● **BRIEF**
Send back the entries below exactly as they appear.
** start of EXTRACTED RECORDS **
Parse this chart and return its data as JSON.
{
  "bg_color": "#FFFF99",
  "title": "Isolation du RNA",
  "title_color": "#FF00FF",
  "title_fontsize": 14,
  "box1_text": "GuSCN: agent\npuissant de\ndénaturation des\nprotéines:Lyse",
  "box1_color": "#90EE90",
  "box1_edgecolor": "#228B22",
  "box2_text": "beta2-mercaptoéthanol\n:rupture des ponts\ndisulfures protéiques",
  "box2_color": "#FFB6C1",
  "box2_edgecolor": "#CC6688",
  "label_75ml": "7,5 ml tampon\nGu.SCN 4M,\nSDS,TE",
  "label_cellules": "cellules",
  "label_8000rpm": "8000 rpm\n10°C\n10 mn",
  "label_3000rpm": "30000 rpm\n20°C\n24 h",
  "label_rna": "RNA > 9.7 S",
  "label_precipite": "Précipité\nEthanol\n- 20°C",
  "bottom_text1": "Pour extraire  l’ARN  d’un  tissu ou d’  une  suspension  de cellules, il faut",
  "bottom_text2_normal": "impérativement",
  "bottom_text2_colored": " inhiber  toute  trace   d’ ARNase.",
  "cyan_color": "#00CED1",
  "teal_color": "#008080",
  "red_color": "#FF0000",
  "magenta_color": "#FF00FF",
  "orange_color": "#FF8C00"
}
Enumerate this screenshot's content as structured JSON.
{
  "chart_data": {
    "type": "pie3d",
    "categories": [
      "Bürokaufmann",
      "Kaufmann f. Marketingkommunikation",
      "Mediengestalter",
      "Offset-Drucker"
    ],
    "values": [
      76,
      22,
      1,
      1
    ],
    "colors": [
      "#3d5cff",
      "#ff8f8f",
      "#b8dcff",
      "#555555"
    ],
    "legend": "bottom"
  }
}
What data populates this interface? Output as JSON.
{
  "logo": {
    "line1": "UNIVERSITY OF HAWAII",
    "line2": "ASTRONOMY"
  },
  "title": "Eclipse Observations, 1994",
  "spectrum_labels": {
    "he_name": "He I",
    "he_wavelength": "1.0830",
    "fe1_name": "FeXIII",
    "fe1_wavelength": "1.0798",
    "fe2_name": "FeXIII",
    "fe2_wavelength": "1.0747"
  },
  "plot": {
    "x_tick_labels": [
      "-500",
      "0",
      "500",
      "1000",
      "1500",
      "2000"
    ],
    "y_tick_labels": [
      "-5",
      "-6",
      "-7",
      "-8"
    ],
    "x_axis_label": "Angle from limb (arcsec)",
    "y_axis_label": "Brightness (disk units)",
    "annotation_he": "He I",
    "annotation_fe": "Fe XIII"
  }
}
** end of EXTRACTED RECORDS **
● **COMPLETE OUTPUT**
Parse this chart and return its data as JSON.
{
  "bg_color": "#FFFF99",
  "title": "Isolation du RNA",
  "title_color": "#FF00FF",
  "title_fontsize": 14,
  "box1_text": "GuSCN: agent\npuissant de\ndénaturation des\nprotéines:Lyse",
  "box1_color": "#90EE90",
  "box1_edgecolor": "#228B22",
  "box2_text": "beta2-mercaptoéthanol\n:rupture des ponts\ndisulfures protéiques",
  "box2_color": "#FFB6C1",
  "box2_edgecolor": "#CC6688",
  "label_75ml": "7,5 ml tampon\nGu.SCN 4M,\nSDS,TE",
  "label_cellules": "cellules",
  "label_8000rpm": "8000 rpm\n10°C\n10 mn",
  "label_3000rpm": "30000 rpm\n20°C\n24 h",
  "label_rna": "RNA > 9.7 S",
  "label_precipite": "Précipité\nEthanol\n- 20°C",
  "bottom_text1": "Pour extraire  l’ARN  d’un  tissu ou d’  une  suspension  de cellules, il faut",
  "bottom_text2_normal": "impérativement",
  "bottom_text2_colored": " inhiber  toute  trace   d’ ARNase.",
  "cyan_color": "#00CED1",
  "teal_color": "#008080",
  "red_color": "#FF0000",
  "magenta_color": "#FF00FF",
  "orange_color": "#FF8C00"
}
Enumerate this screenshot's content as structured JSON.
{
  "chart_data": {
    "type": "pie3d",
    "categories": [
      "Bürokaufmann",
      "Kaufmann f. Marketingkommunikation",
      "Mediengestalter",
      "Offset-Drucker"
    ],
    "values": [
      76,
      22,
      1,
      1
    ],
    "colors": [
      "#3d5cff",
      "#ff8f8f",
      "#b8dcff",
      "#555555"
    ],
    "legend": "bottom"
  }
}
What data populates this interface? Output as JSON.
{
  "logo": {
    "line1": "UNIVERSITY OF HAWAII",
    "line2": "ASTRONOMY"
  },
  "title": "Eclipse Observations, 1994",
  "spectrum_labels": {
    "he_name": "He I",
    "he_wavelength": "1.0830",
    "fe1_name": "FeXIII",
    "fe1_wavelength": "1.0798",
    "fe2_name": "FeXIII",
    "fe2_wavelength": "1.0747"
  },
  "plot": {
    "x_tick_labels": [
      "-500",
      "0",
      "500",
      "1000",
      "1500",
      "2000"
    ],
    "y_tick_labels": [
      "-5",
      "-6",
      "-7",
      "-8"
    ],
    "x_axis_label": "Angle from limb (arcsec)",
    "y_axis_label": "Brightness (disk units)",
    "annotation_he": "He I",
    "annotation_fe": "Fe XIII"
  }
}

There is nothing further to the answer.